-- Record excerpts --
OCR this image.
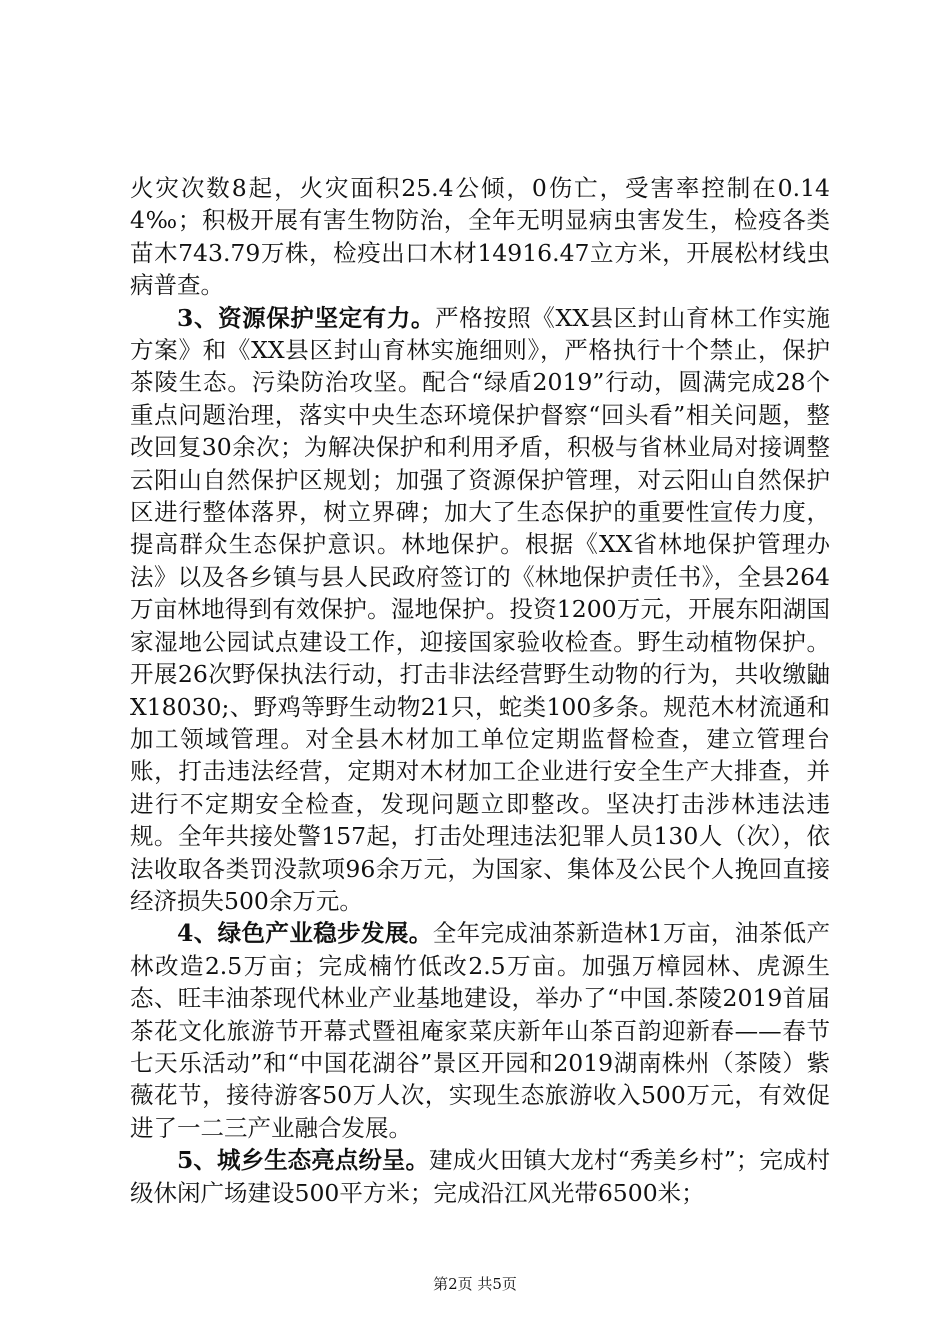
火灾次数8起，火灾面积25.4公倾，0伤亡，受害率控制在0.144‰；积极开展有害生物防治，全年无明显病虫害发生，检疫各类苗木743.79万株，检疫出口木材14916.47立方米，开展松材线虫病普查。

3、资源保护坚定有力。严格按照《XX县区封山育林工作实施方案》和《XX县区封山育林实施细则》，严格执行十个禁止，保护茶陵生态。污染防治攻坚。配合“绿盾2019”行动，圆满完成28个重点问题治理，落实中央生态环境保护督察“回头看”相关问题，整改回复30余次；为解决保护和利用矛盾，积极与省林业局对接调整云阳山自然保护区规划；加强了资源保护管理，对云阳山自然保护区进行整体落界，树立界碑；加大了生态保护的重要性宣传力度，提高群众生态保护意识。林地保护。根据《XX省林地保护管理办法》以及各乡镇与县人民政府签订的《林地保护责任书》，全县264万亩林地得到有效保护。湿地保护。投资1200万元，开展东阳湖国家湿地公园试点建设工作，迎接国家验收检查。野生动植物保护。开展26次野保执法行动，打击非法经营野生动物的行为，共收缴鼬X18030;、野鸡等野生动物21只，蛇类100多条。规范木材流通和加工领域管理。对全县木材加工单位定期监督检查，建立管理台账，打击违法经营，定期对木材加工企业进行安全生产大排查，并进行不定期安全检查，发现问题立即整改。坚决打击涉林违法违规。全年共接处警157起，打击处理违法犯罪人员130人（次），依法收取各类罚没款项96余万元，为国家、集体及公民个人挽回直接经济损失500余万元。

4、绿色产业稳步发展。全年完成油茶新造林1万亩，油茶低产林改造2.5万亩；完成楠竹低改2.5万亩。加强万樟园林、虎源生态、旺丰油茶现代林业产业基地建设，举办了“中国.茶陵2019首届茶花文化旅游节开幕式暨祖庵家菜庆新年山茶百韵迎新春——春节七天乐活动”和“中国花湖谷”景区开园和2019湖南株州（茶陵）紫薇花节，接待游客50万人次，实现生态旅游收入500万元，有效促进了一二三产业融合发展。

5、城乡生态亮点纷呈。建成火田镇大龙村“秀美乡村”；完成村级休闲广场建设500平方米；完成沿江风光带6500米；

第2页 共5页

-- Set exercise --
Output every entry verbatim. Pictures do not belong in the copy.

-- Answer to this task --
OCR this image.
火灾次数8起，火灾面积25.4公倾，0伤亡，受害率控制在0.144‰；积极开展有害生物防治，全年无明显病虫害发生，检疫各类苗木743.79万株，检疫出口木材14916.47立方米，开展松材线虫病普查。

3、资源保护坚定有力。严格按照《XX县区封山育林工作实施方案》和《XX县区封山育林实施细则》，严格执行十个禁止，保护茶陵生态。污染防治攻坚。配合“绿盾2019”行动，圆满完成28个重点问题治理，落实中央生态环境保护督察“回头看”相关问题，整改回复30余次；为解决保护和利用矛盾，积极与省林业局对接调整云阳山自然保护区规划；加强了资源保护管理，对云阳山自然保护区进行整体落界，树立界碑；加大了生态保护的重要性宣传力度，提高群众生态保护意识。林地保护。根据《XX省林地保护管理办法》以及各乡镇与县人民政府签订的《林地保护责任书》，全县264万亩林地得到有效保护。湿地保护。投资1200万元，开展东阳湖国家湿地公园试点建设工作，迎接国家验收检查。野生动植物保护。开展26次野保执法行动，打击非法经营野生动物的行为，共收缴鼬X18030;、野鸡等野生动物21只，蛇类100多条。规范木材流通和加工领域管理。对全县木材加工单位定期监督检查，建立管理台账，打击违法经营，定期对木材加工企业进行安全生产大排查，并进行不定期安全检查，发现问题立即整改。坚决打击涉林违法违规。全年共接处警157起，打击处理违法犯罪人员130人（次），依法收取各类罚没款项96余万元，为国家、集体及公民个人挽回直接经济损失500余万元。

4、绿色产业稳步发展。全年完成油茶新造林1万亩，油茶低产林改造2.5万亩；完成楠竹低改2.5万亩。加强万樟园林、虎源生态、旺丰油茶现代林业产业基地建设，举办了“中国.茶陵2019首届茶花文化旅游节开幕式暨祖庵家菜庆新年山茶百韵迎新春——春节七天乐活动”和“中国花湖谷”景区开园和2019湖南株州（茶陵）紫薇花节，接待游客50万人次，实现生态旅游收入500万元，有效促进了一二三产业融合发展。

5、城乡生态亮点纷呈。建成火田镇大龙村“秀美乡村”；完成村级休闲广场建设500平方米；完成沿江风光带6500米；

第2页 共5页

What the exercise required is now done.